## What the task requires
Gather every line below where "likes" appears.

— start Supplied entries —

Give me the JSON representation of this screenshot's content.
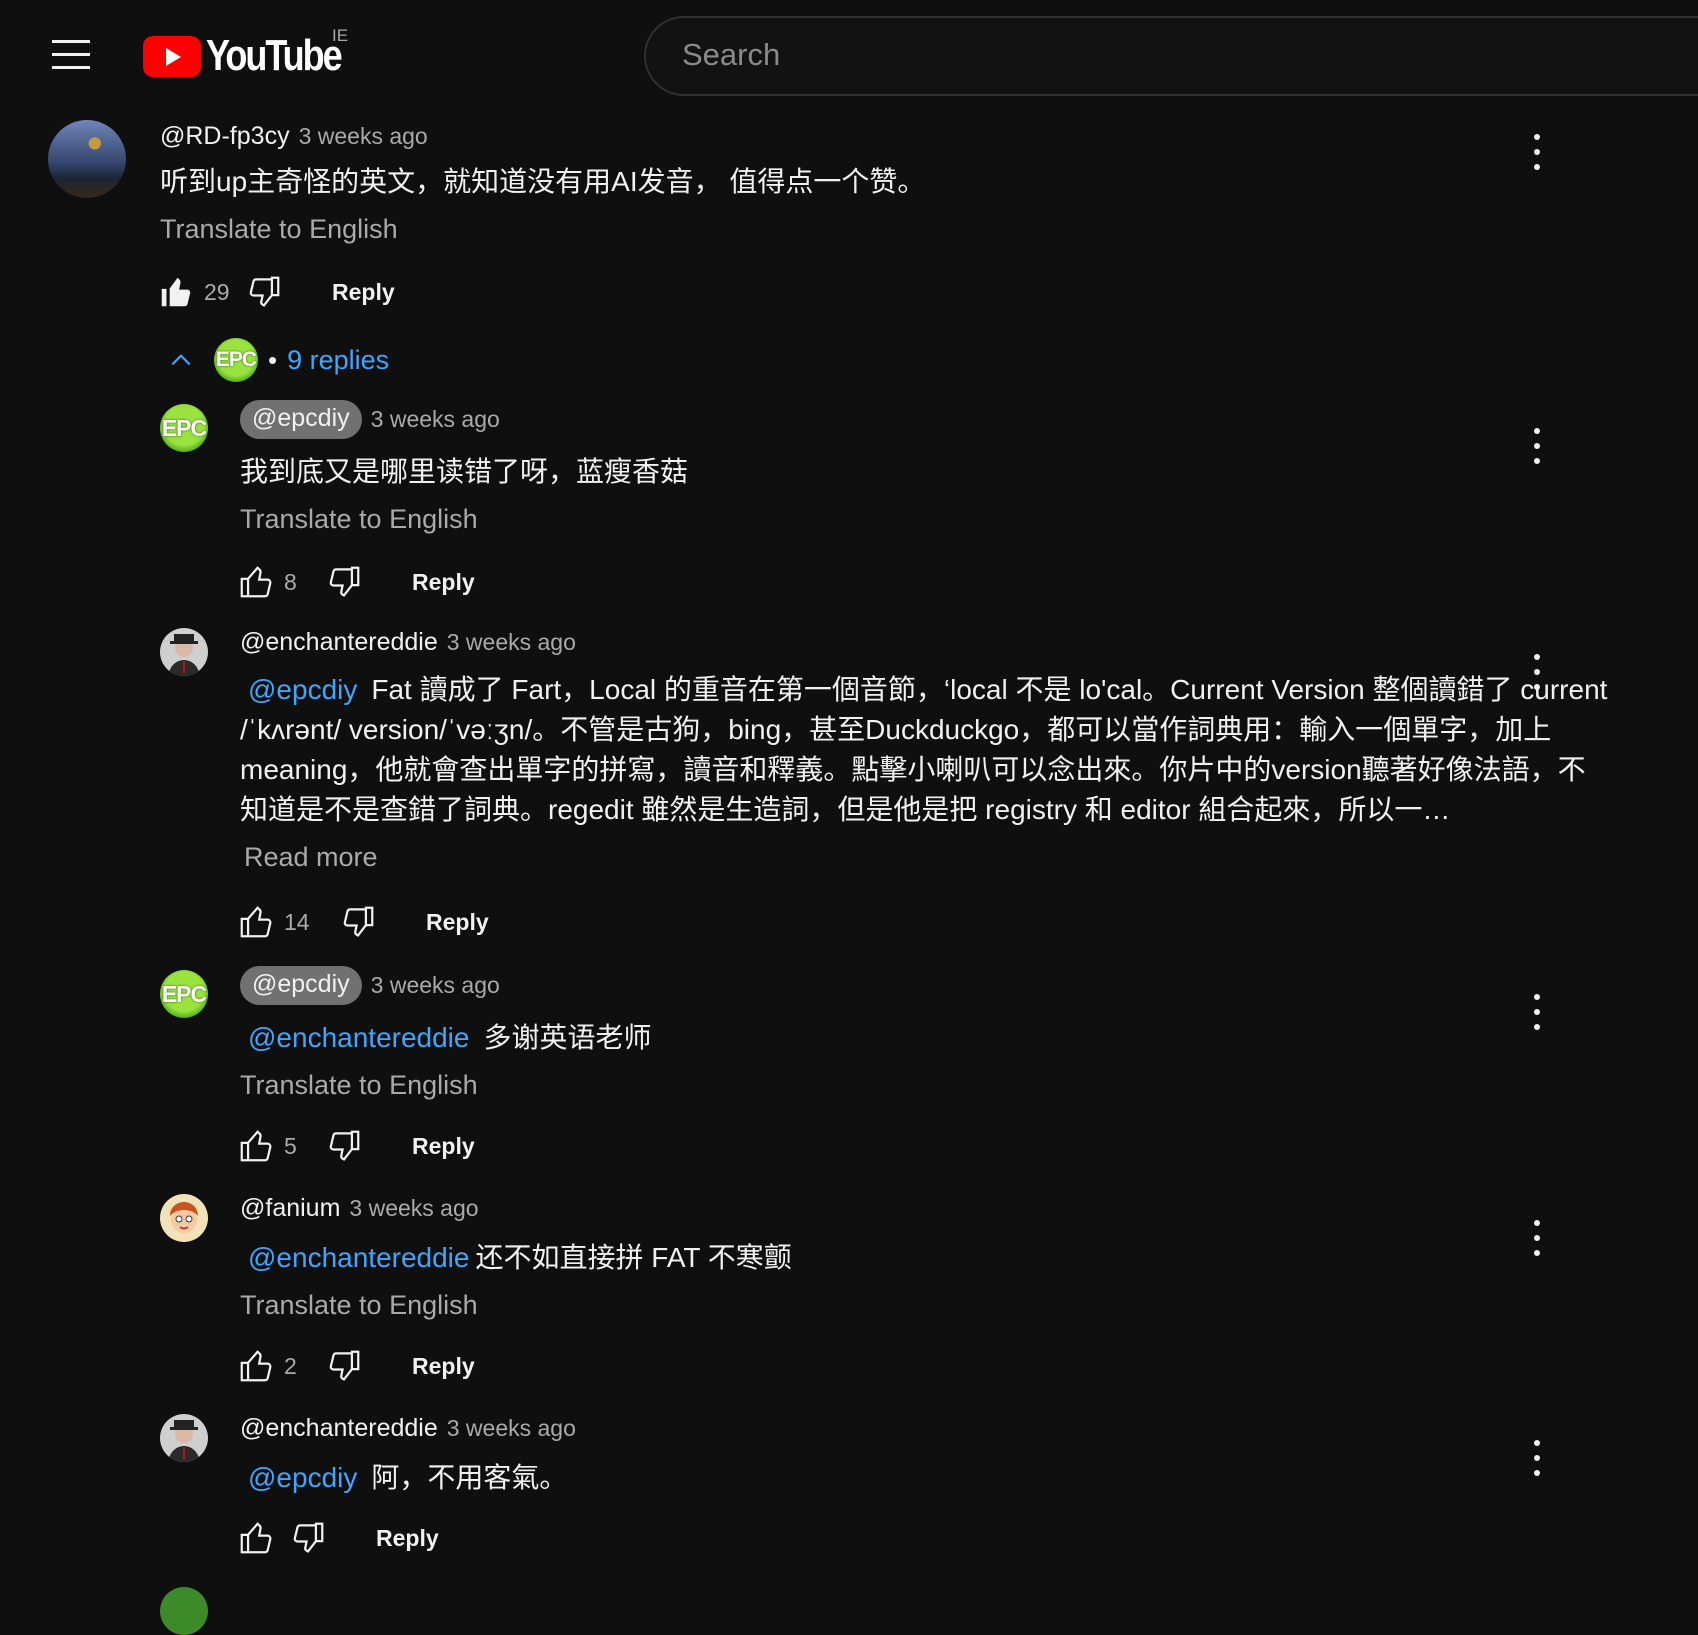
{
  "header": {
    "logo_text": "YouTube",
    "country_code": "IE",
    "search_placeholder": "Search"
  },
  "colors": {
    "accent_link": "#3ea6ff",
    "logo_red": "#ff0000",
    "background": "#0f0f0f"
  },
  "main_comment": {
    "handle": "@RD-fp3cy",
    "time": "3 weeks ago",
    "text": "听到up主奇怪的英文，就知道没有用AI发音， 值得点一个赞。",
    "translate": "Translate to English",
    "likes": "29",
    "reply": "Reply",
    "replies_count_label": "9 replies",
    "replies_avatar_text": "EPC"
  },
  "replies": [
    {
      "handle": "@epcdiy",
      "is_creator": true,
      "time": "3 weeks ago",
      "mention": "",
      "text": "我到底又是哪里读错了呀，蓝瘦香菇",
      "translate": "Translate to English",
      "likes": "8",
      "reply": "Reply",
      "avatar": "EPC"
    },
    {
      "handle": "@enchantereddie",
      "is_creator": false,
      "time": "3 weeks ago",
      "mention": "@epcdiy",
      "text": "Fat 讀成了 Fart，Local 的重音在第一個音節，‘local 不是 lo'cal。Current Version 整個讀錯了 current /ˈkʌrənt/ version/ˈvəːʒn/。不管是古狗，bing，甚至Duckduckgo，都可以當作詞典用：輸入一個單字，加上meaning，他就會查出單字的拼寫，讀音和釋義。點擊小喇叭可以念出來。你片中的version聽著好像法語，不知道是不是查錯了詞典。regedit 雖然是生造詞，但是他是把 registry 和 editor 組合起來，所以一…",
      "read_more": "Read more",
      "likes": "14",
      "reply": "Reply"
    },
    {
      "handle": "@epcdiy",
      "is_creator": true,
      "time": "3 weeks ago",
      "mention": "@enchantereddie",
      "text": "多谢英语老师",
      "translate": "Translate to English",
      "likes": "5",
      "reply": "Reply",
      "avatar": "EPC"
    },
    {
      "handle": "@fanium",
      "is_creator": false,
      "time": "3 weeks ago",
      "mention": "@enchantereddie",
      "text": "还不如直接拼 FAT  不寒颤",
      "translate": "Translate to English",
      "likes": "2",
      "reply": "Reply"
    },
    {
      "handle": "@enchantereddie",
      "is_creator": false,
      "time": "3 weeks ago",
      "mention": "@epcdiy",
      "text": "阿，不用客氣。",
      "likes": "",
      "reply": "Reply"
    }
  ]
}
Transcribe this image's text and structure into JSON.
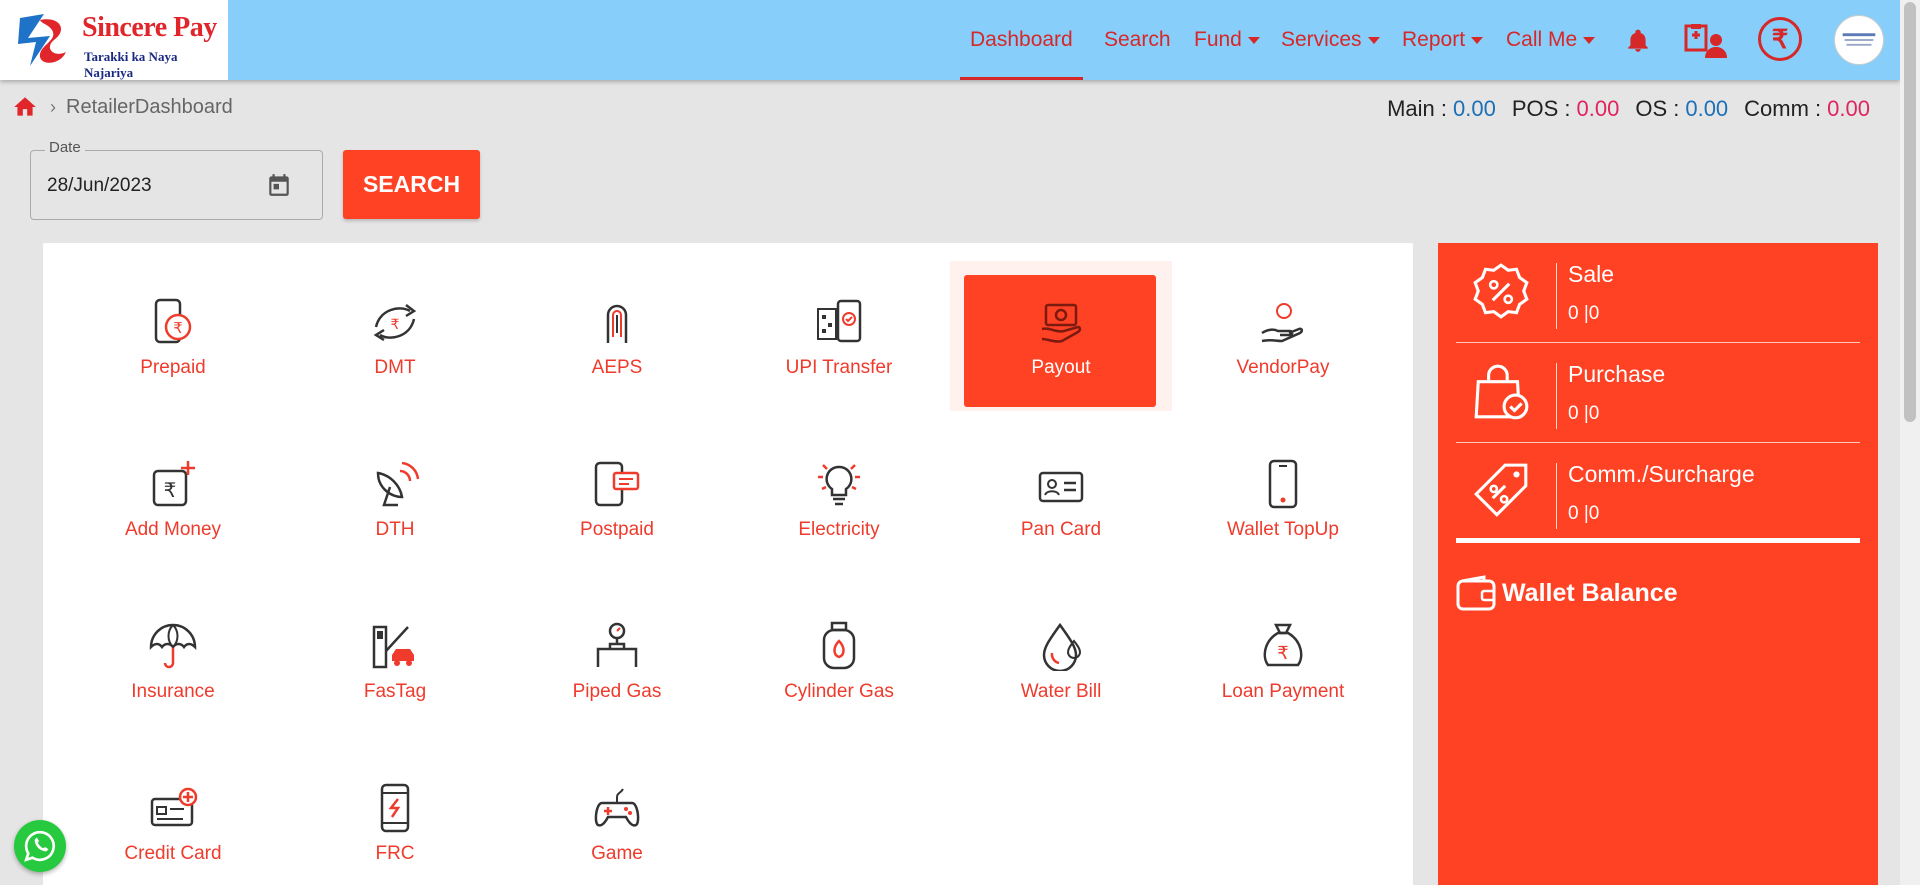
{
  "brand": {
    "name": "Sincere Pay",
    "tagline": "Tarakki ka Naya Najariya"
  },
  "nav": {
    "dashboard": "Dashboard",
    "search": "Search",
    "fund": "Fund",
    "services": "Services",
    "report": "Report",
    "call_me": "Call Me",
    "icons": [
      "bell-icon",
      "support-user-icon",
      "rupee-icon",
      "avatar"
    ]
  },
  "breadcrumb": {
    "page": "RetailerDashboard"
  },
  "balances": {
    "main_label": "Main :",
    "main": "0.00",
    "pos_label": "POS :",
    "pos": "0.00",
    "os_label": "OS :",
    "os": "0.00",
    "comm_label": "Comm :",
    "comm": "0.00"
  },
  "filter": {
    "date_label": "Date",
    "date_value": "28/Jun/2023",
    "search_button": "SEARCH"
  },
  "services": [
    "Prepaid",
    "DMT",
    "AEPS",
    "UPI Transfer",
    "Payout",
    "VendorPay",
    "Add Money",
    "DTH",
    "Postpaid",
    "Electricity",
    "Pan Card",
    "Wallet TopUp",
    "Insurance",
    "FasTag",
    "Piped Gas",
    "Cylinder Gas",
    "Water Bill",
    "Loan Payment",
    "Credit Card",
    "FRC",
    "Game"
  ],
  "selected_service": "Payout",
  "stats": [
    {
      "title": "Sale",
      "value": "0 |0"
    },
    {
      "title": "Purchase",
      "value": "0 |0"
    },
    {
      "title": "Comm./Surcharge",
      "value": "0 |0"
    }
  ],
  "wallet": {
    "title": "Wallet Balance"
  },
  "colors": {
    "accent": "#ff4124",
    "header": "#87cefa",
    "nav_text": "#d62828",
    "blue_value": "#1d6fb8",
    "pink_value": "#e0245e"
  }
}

— end Supplied entries —

## Right answer
    "likes": "29",
      "likes": "8",
      "likes": "14",
      "likes": "5",
      "likes": "2",
      "likes": "",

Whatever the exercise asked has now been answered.